## [Exercise objective]
Single out the lines of the material that contain "Alapítvány" and copy them.
[begin Data excerpts]
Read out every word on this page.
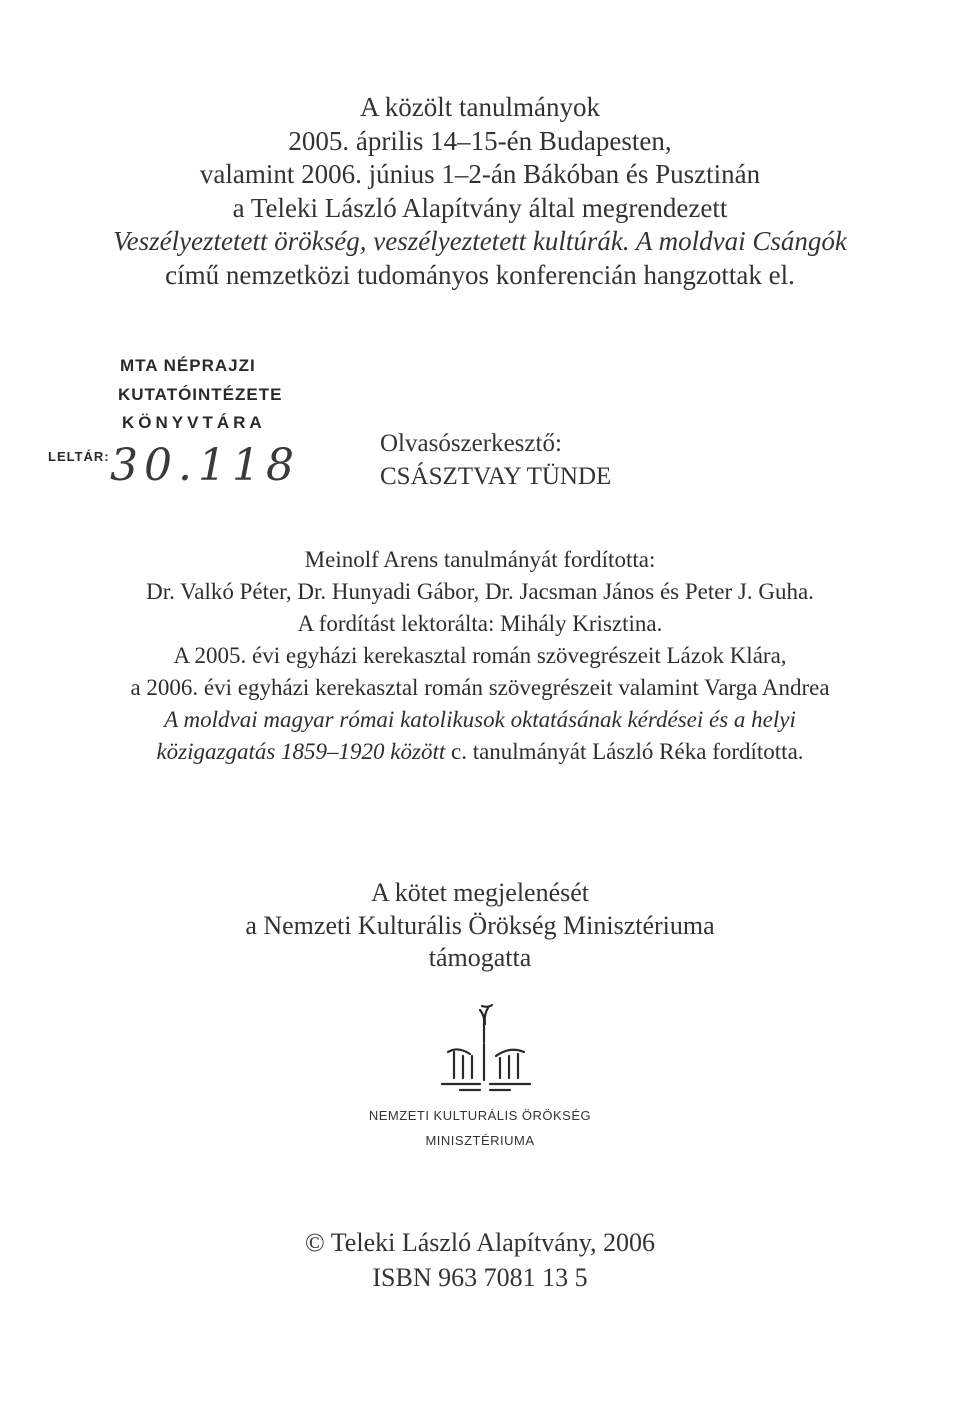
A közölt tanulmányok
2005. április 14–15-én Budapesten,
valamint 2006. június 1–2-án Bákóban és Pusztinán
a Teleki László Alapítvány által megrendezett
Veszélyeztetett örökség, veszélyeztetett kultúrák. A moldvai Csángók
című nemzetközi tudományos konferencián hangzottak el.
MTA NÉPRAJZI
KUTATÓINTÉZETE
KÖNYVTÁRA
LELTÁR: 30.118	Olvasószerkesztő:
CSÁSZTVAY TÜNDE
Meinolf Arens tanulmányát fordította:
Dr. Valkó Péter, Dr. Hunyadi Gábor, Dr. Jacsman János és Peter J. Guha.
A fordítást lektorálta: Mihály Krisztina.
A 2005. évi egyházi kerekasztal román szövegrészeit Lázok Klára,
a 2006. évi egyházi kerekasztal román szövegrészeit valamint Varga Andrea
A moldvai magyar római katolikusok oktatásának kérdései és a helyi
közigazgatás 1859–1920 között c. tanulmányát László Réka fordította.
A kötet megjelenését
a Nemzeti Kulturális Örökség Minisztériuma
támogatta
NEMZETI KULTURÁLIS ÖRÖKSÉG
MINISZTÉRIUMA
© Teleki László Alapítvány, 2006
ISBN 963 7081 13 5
[end Data excerpts]
## [Answer below]
a Teleki László Alapítvány által megrendezett
© Teleki László Alapítvány, 2006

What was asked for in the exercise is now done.